Exercise objective: Return every line of the items below that contains the string "value".

Element box annotations:
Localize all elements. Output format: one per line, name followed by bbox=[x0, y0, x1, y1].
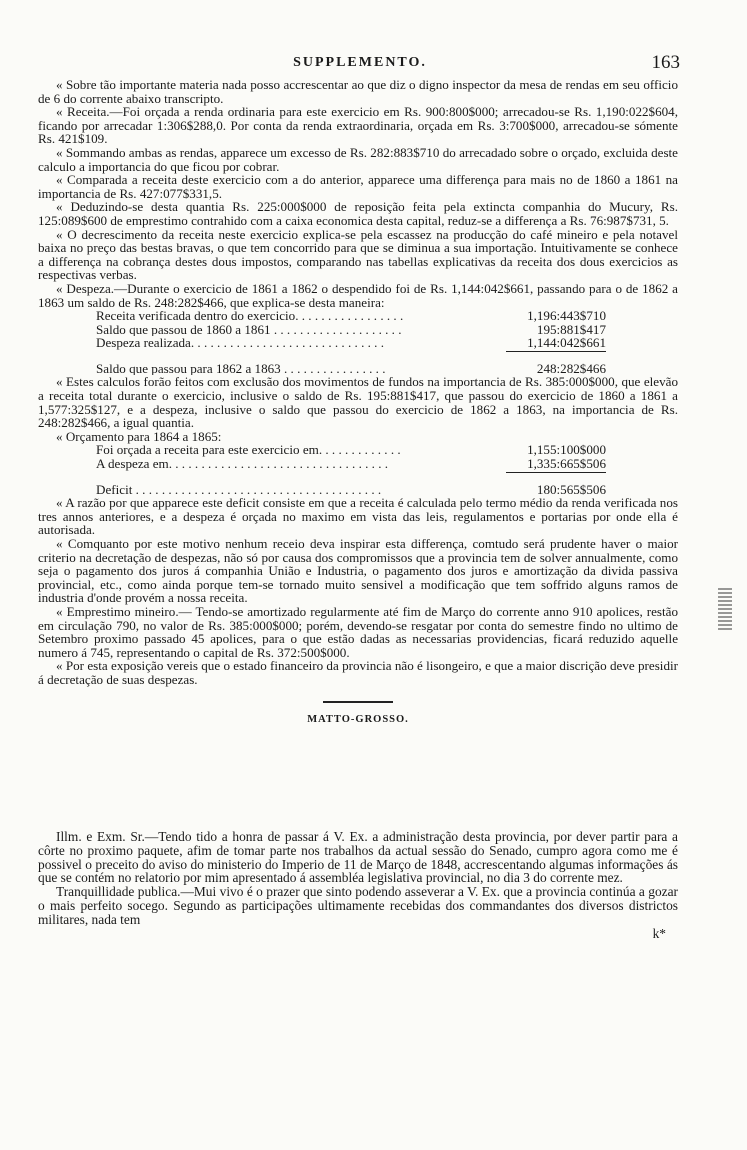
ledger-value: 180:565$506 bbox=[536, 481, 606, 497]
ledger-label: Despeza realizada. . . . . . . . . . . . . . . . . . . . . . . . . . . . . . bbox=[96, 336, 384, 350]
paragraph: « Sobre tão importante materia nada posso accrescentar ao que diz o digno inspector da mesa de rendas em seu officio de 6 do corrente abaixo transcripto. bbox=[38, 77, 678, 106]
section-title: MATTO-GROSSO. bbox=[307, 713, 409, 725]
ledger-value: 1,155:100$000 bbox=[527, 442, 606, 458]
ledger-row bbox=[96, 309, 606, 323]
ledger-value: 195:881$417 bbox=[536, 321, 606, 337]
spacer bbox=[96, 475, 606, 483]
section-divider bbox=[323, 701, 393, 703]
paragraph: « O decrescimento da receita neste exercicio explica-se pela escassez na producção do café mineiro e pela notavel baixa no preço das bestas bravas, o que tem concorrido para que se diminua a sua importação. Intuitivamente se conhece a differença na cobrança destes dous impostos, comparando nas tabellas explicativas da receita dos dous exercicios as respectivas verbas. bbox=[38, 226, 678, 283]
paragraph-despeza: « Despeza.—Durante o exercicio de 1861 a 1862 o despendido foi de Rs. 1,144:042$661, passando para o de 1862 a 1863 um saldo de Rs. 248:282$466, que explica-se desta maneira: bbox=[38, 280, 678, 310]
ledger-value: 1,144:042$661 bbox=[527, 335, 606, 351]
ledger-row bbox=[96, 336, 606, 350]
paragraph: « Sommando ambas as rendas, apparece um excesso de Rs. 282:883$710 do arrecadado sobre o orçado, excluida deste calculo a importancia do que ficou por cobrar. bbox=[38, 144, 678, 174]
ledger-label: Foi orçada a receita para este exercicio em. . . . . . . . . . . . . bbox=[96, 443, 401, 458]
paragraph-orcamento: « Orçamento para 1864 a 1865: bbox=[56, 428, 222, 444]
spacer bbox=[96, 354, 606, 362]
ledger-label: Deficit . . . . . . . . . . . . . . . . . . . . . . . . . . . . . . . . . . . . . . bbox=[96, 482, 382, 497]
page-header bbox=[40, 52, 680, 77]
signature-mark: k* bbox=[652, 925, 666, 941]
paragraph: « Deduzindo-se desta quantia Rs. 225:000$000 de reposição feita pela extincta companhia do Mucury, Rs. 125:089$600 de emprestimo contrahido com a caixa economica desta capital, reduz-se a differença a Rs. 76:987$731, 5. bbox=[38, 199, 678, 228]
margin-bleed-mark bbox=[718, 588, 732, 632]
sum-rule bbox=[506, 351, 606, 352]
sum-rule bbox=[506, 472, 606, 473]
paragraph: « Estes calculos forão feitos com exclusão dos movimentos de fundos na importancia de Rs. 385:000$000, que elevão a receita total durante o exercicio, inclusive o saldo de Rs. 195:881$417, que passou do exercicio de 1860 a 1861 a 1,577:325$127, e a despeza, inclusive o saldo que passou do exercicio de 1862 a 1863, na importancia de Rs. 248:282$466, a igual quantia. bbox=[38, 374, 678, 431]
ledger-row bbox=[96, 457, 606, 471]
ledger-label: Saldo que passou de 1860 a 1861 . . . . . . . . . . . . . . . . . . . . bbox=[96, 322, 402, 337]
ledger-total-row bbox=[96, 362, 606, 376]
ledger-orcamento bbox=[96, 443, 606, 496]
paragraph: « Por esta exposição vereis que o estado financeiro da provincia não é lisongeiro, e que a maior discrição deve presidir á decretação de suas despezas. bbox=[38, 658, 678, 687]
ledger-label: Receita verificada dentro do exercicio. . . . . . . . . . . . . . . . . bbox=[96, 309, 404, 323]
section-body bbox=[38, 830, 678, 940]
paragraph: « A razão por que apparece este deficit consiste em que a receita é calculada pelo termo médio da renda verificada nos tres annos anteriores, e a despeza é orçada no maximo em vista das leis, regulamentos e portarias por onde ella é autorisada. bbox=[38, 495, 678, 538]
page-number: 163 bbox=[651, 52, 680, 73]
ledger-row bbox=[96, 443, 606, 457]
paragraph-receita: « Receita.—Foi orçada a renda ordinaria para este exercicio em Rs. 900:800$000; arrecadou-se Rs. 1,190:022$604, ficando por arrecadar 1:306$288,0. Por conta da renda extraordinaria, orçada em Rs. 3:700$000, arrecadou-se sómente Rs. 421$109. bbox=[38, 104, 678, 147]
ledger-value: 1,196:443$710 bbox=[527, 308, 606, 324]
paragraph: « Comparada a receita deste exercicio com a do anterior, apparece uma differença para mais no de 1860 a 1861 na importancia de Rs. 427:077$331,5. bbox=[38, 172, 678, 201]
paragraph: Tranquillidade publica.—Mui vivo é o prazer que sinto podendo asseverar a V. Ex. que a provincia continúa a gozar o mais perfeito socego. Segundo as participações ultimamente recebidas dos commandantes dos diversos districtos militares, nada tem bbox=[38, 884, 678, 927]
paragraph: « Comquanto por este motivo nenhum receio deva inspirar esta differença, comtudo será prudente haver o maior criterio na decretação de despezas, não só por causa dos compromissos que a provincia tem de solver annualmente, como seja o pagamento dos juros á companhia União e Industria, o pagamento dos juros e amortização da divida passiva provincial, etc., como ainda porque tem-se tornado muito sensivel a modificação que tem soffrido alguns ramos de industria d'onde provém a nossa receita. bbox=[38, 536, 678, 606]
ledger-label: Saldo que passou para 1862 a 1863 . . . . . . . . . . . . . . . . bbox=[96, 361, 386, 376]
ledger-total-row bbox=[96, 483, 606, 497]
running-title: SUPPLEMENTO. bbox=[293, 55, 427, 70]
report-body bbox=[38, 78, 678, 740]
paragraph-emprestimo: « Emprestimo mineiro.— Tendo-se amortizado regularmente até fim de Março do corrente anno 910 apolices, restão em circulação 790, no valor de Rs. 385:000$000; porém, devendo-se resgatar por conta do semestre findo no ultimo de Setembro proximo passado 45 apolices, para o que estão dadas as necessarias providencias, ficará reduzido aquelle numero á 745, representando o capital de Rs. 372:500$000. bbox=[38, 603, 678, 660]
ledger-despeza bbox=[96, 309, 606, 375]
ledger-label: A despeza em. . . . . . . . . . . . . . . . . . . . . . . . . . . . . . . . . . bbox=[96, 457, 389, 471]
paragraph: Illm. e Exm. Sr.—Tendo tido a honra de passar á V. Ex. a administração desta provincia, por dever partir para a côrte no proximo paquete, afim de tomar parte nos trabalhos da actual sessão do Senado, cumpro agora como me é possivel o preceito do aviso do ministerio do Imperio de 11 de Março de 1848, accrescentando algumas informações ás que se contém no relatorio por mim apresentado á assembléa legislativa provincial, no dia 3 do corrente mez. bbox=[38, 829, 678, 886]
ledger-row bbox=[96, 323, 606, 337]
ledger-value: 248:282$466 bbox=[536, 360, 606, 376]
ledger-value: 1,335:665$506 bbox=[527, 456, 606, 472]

Solution below:
ledger-value: 180:565$506 bbox=[536, 481, 606, 497]
ledger-value: 1,155:100$000 bbox=[527, 442, 606, 458]
ledger-value: 195:881$417 bbox=[536, 321, 606, 337]
ledger-value: 1,144:042$661 bbox=[527, 335, 606, 351]
ledger-value: 1,196:443$710 bbox=[527, 308, 606, 324]
ledger-value: 248:282$466 bbox=[536, 360, 606, 376]
ledger-value: 1,335:665$506 bbox=[527, 456, 606, 472]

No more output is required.